-- Start --

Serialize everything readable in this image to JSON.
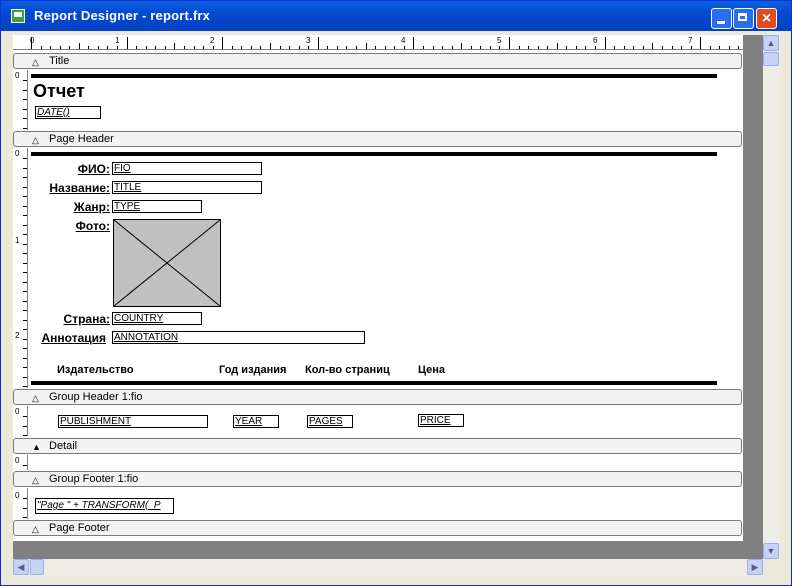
{
  "window": {
    "title": "Report Designer - report.frx",
    "close_glyph": "×"
  },
  "ruler": {
    "numbers": [
      "0",
      "1",
      "2",
      "3",
      "4",
      "5",
      "6",
      "7"
    ]
  },
  "bands": {
    "title": {
      "label": "Title",
      "text": "Отчет",
      "date_expr": "DATE()"
    },
    "page_header": {
      "label": "Page Header",
      "labels": {
        "fio": "ФИО:",
        "title": "Название:",
        "genre": "Жанр:",
        "photo": "Фото:",
        "country": "Страна:",
        "annotation": "Аннотация"
      },
      "fields": {
        "fio": "FIO",
        "title": "TITLE",
        "type": "TYPE",
        "country": "COUNTRY",
        "annotation": "ANNOTATION"
      },
      "columns": [
        "Издательство",
        "Год издания",
        "Кол-во страниц",
        "Цена"
      ]
    },
    "group_header": {
      "label": "Group Header 1:fio",
      "fields": {
        "publishment": "PUBLISHMENT",
        "year": "YEAR",
        "pages": "PAGES",
        "price": "PRICE"
      }
    },
    "detail": {
      "label": "Detail"
    },
    "group_footer": {
      "label": "Group Footer 1:fio",
      "expr": "\"Page \" + TRANSFORM(_P"
    },
    "page_footer": {
      "label": "Page Footer"
    }
  },
  "vertical_ruler_numbers": {
    "zero": "0",
    "one": "1",
    "two": "2"
  },
  "icons": {
    "collapse": "collapse-triangle-icon",
    "collapse_filled": "collapse-triangle-filled-icon"
  }
}
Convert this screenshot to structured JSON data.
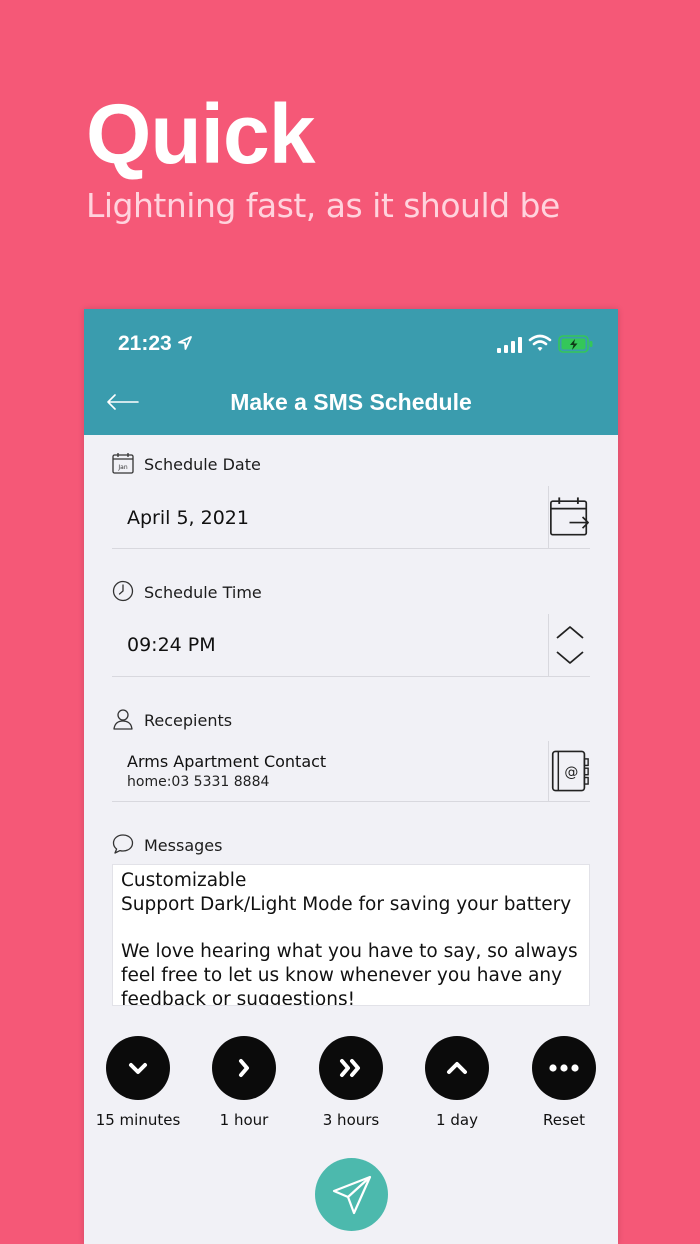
{
  "promo": {
    "headline": "Quick",
    "subline": "Lightning fast, as it should be"
  },
  "status_bar": {
    "time": "21:23"
  },
  "nav": {
    "title": "Make a SMS Schedule",
    "back_icon": "arrow-left-icon"
  },
  "schedule_date": {
    "label": "Schedule Date",
    "value": "April 5, 2021",
    "label_icon": "calendar-icon",
    "label_icon_text": "Jan",
    "button_icon": "calendar-arrow-icon"
  },
  "schedule_time": {
    "label": "Schedule Time",
    "value": "09:24 PM",
    "label_icon": "clock-icon",
    "button_icon": "chevron-up-down-icon"
  },
  "recipients": {
    "label": "Recepients",
    "name": "Arms Apartment Contact",
    "phone": "home:03 5331 8884",
    "label_icon": "person-icon",
    "button_icon": "address-book-icon"
  },
  "messages": {
    "label": "Messages",
    "label_icon": "speech-bubble-icon",
    "text": "Customizable\nSupport Dark/Light Mode for saving your battery\n\nWe love hearing what you have to say, so always feel free to let us know whenever you have any feedback or suggestions!"
  },
  "quick_actions": [
    {
      "label": "15 minutes",
      "icon": "chevron-down-icon"
    },
    {
      "label": "1 hour",
      "icon": "chevron-right-icon"
    },
    {
      "label": "3 hours",
      "icon": "double-chevron-right-icon"
    },
    {
      "label": "1 day",
      "icon": "chevron-up-icon"
    },
    {
      "label": "Reset",
      "icon": "ellipsis-icon"
    }
  ],
  "send": {
    "icon": "paper-plane-icon"
  },
  "colors": {
    "background": "#f55877",
    "header": "#3a9cae",
    "send_button": "#4cb9ad",
    "battery": "#34c759"
  }
}
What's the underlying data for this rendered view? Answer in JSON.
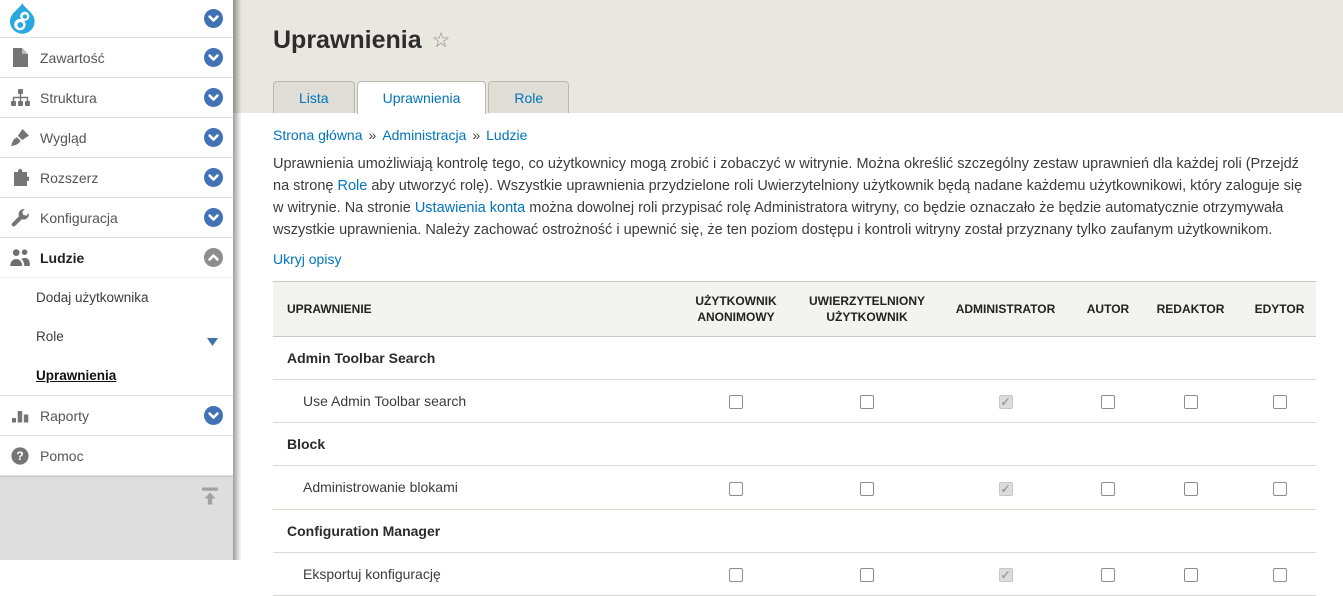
{
  "sidebar": {
    "logo_icon": "drupal-logo-icon",
    "items": [
      {
        "label": "Zawartość",
        "icon": "file-icon",
        "chevron": "down"
      },
      {
        "label": "Struktura",
        "icon": "sitemap-icon",
        "chevron": "down"
      },
      {
        "label": "Wygląd",
        "icon": "paintbrush-icon",
        "chevron": "down"
      },
      {
        "label": "Rozszerz",
        "icon": "puzzle-icon",
        "chevron": "down"
      },
      {
        "label": "Konfiguracja",
        "icon": "wrench-icon",
        "chevron": "down"
      },
      {
        "label": "Ludzie",
        "icon": "people-icon",
        "chevron": "up",
        "active": true,
        "subitems": [
          {
            "label": "Dodaj użytkownika"
          },
          {
            "label": "Role",
            "has_dropdown": true
          },
          {
            "label": "Uprawnienia",
            "active": true
          }
        ]
      },
      {
        "label": "Raporty",
        "icon": "barchart-icon",
        "chevron": "down"
      },
      {
        "label": "Pomoc",
        "icon": "help-icon"
      }
    ]
  },
  "page": {
    "title": "Uprawnienia",
    "star_icon": "star-outline-icon"
  },
  "tabs": [
    {
      "label": "Lista",
      "active": false
    },
    {
      "label": "Uprawnienia",
      "active": true
    },
    {
      "label": "Role",
      "active": false
    }
  ],
  "breadcrumb": {
    "separator": "»",
    "items": [
      "Strona główna",
      "Administracja",
      "Ludzie"
    ]
  },
  "description": {
    "segments": [
      {
        "text": "Uprawnienia umożliwiają kontrolę tego, co użytkownicy mogą zrobić i zobaczyć w witrynie. Można określić szczególny zestaw uprawnień dla każdej roli (Przejdź na stronę ",
        "link": false
      },
      {
        "text": "Role",
        "link": true
      },
      {
        "text": " aby utworzyć rolę). Wszystkie uprawnienia przydzielone roli Uwierzytelniony użytkownik będą nadane każdemu użytkownikowi, który zaloguje się w witrynie. Na stronie ",
        "link": false
      },
      {
        "text": "Ustawienia konta",
        "link": true
      },
      {
        "text": " można dowolnej roli przypisać rolę Administratora witryny, co będzie oznaczało że będzie automatycznie otrzymywała wszystkie uprawnienia. Należy zachować ostrożność i upewnić się, że ten poziom dostępu i kontroli witryny został przyznany tylko zaufanym użytkownikom.",
        "link": false
      }
    ]
  },
  "toggle_descriptions_link": "Ukryj opisy",
  "permissions_table": {
    "columns": [
      {
        "label": "UPRAWNIENIE"
      },
      {
        "label": "UŻYTKOWNIK ANONIMOWY"
      },
      {
        "label": "UWIERZYTELNIONY UŻYTKOWNIK"
      },
      {
        "label": "ADMINISTRATOR"
      },
      {
        "label": "AUTOR"
      },
      {
        "label": "REDAKTOR"
      },
      {
        "label": "EDYTOR"
      }
    ],
    "rows": [
      {
        "type": "group",
        "label": "Admin Toolbar Search"
      },
      {
        "type": "permission",
        "label": "Use Admin Toolbar search",
        "checkboxes": [
          {
            "checked": false,
            "disabled": false
          },
          {
            "checked": false,
            "disabled": false
          },
          {
            "checked": true,
            "disabled": true
          },
          {
            "checked": false,
            "disabled": false
          },
          {
            "checked": false,
            "disabled": false
          },
          {
            "checked": false,
            "disabled": false
          }
        ]
      },
      {
        "type": "group",
        "label": "Block"
      },
      {
        "type": "permission",
        "label": "Administrowanie blokami",
        "checkboxes": [
          {
            "checked": false,
            "disabled": false
          },
          {
            "checked": false,
            "disabled": false
          },
          {
            "checked": true,
            "disabled": true
          },
          {
            "checked": false,
            "disabled": false
          },
          {
            "checked": false,
            "disabled": false
          },
          {
            "checked": false,
            "disabled": false
          }
        ]
      },
      {
        "type": "group",
        "label": "Configuration Manager"
      },
      {
        "type": "permission",
        "label": "Eksportuj konfigurację",
        "checkboxes": [
          {
            "checked": false,
            "disabled": false
          },
          {
            "checked": false,
            "disabled": false
          },
          {
            "checked": true,
            "disabled": true
          },
          {
            "checked": false,
            "disabled": false
          },
          {
            "checked": false,
            "disabled": false
          },
          {
            "checked": false,
            "disabled": false
          }
        ]
      }
    ]
  },
  "colors": {
    "accent_blue": "#0074bd",
    "chevron_blue": "#4173b4",
    "chevron_gray": "#8d8d8d",
    "header_beige": "#e8e7e0",
    "drupal_logo_blue": "#29a8e0"
  }
}
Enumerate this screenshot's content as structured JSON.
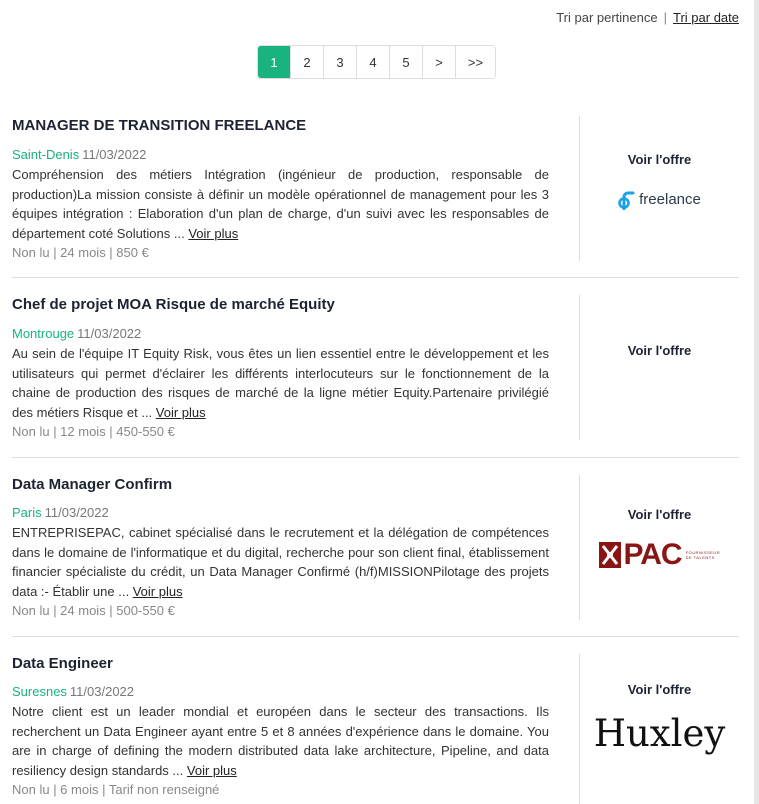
{
  "sort": {
    "relevance_label": "Tri par pertinence",
    "separator": "|",
    "date_label": "Tri par date"
  },
  "pagination": {
    "pages": [
      "1",
      "2",
      "3",
      "4",
      "5",
      ">",
      ">>"
    ],
    "active": "1"
  },
  "offers": [
    {
      "title": "MANAGER DE TRANSITION FREELANCE",
      "city": "Saint-Denis",
      "date": "11/03/2022",
      "description": "Compréhension des métiers Intégration (ingénieur de production, responsable de production)La mission consiste à définir un modèle opérationnel de management pour les 3 équipes intégration : Elaboration d'un plan de charge, d'un suivi avec les responsables de département coté Solutions ...",
      "more_label": "Voir plus",
      "info": "Non lu | 24 mois | 850 €",
      "cta_label": "Voir l'offre",
      "logo_text": "freelance",
      "logo_icon": "freelance-logo-icon"
    },
    {
      "title": "Chef de projet MOA Risque de marché Equity",
      "city": "Montrouge",
      "date": "11/03/2022",
      "description": "Au sein de l'équipe IT Equity Risk, vous êtes un lien essentiel entre le développement et les utilisateurs qui permet d'éclairer les différents interlocuteurs sur le fonctionnement de la chaine de production des risques de marché de la ligne métier Equity.Partenaire privilégié des métiers Risque et ...",
      "more_label": "Voir plus",
      "info": "Non lu | 12 mois | 450-550 €",
      "cta_label": "Voir l'offre"
    },
    {
      "title": "Data Manager Confirm",
      "city": "Paris",
      "date": "11/03/2022",
      "description": "ENTREPRISEPAC, cabinet spécialisé dans le recrutement et la délégation de compétences dans le domaine de l'informatique et du digital, recherche pour son client final, établissement financier spécialiste du crédit, un Data Manager Confirmé (h/f)MISSIONPilotage des projets data :- Établir une ...",
      "more_label": "Voir plus",
      "info": "Non lu | 24 mois | 500-550 €",
      "cta_label": "Voir l'offre",
      "logo_text": "PAC",
      "logo_tagline": "FOURNISSEUR DE TALENTS",
      "logo_color": "#8a1515"
    },
    {
      "title": "Data Engineer",
      "city": "Suresnes",
      "date": "11/03/2022",
      "description": "Notre client est un leader mondial et européen dans le secteur des transactions. Ils recherchent un Data Engineer ayant entre 5 et 8 années d'expérience dans le domaine. You are in charge of defining the modern distributed data lake architecture, Pipeline, and data resiliency design standards ...",
      "more_label": "Voir plus",
      "info": "Non lu | 6 mois | Tarif non renseigné",
      "cta_label": "Voir l'offre",
      "logo_text": "Huxley"
    }
  ],
  "colors": {
    "accent": "#19b37f",
    "title": "#1d2333",
    "divider": "#dddddd"
  }
}
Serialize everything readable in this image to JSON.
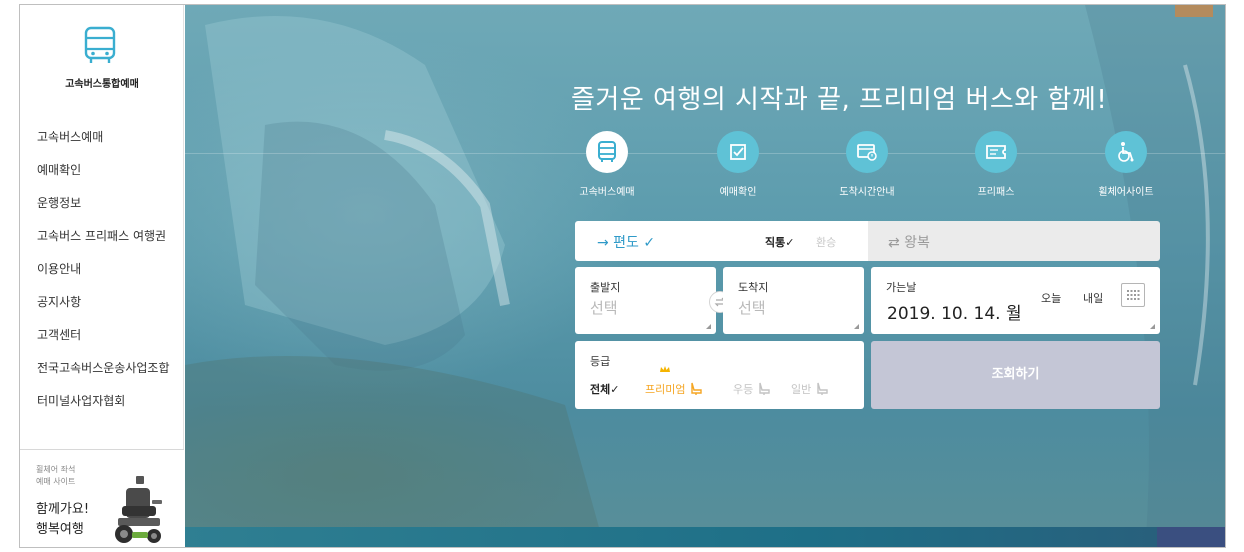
{
  "sidebar": {
    "logo_text": "고속버스통합예매",
    "items": [
      {
        "label": "고속버스예매"
      },
      {
        "label": "예매확인"
      },
      {
        "label": "운행정보"
      },
      {
        "label": "고속버스 프리패스 여행권"
      },
      {
        "label": "이용안내"
      },
      {
        "label": "공지사항"
      },
      {
        "label": "고객센터"
      },
      {
        "label": "전국고속버스운송사업조합"
      },
      {
        "label": "터미널사업자협회"
      }
    ],
    "promo": {
      "small_line1": "휠체어 좌석",
      "small_line2": "예매 사이트",
      "big_line1": "함께가요!",
      "big_line2": "행복여행"
    }
  },
  "hero": {
    "headline": "즐거운 여행의 시작과 끝, 프리미엄 버스와 함께!",
    "quick_menu": [
      {
        "label": "고속버스예매",
        "icon": "bus-icon",
        "active": true
      },
      {
        "label": "예매확인",
        "icon": "check-box-icon",
        "active": false
      },
      {
        "label": "도착시간안내",
        "icon": "arrival-time-icon",
        "active": false
      },
      {
        "label": "프리패스",
        "icon": "ticket-icon",
        "active": false
      },
      {
        "label": "휠체어사이트",
        "icon": "wheelchair-icon",
        "active": false
      }
    ]
  },
  "booking": {
    "oneway_label": "→ 편도 ✓",
    "direct_label": "직통✓",
    "transfer_label": "환승",
    "roundtrip_label": "⇄ 왕복",
    "departure": {
      "label": "출발지",
      "value": "선택"
    },
    "arrival": {
      "label": "도착지",
      "value": "선택"
    },
    "date": {
      "label": "가는날",
      "value": "2019. 10. 14. 월",
      "today": "오늘",
      "tomorrow": "내일"
    },
    "grade": {
      "label": "등급",
      "options": [
        {
          "label": "전체✓",
          "selected": true
        },
        {
          "label": "프리미엄",
          "selected": false
        },
        {
          "label": "우등",
          "selected": false
        },
        {
          "label": "일반",
          "selected": false
        }
      ]
    },
    "search_label": "조회하기"
  },
  "colors": {
    "accent": "#2f9ac8",
    "premium": "#f5a623",
    "quick_circle": "#5fc2d6",
    "search_button": "#c4c6d6"
  }
}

-- End --

> [Exercise details]:
Look through the data above. Find each line with the string "structured" and copy it.

> [Task answer]:
Convert this screenshot to structured JSON data.
Enumerate this screenshot's content as structured JSON.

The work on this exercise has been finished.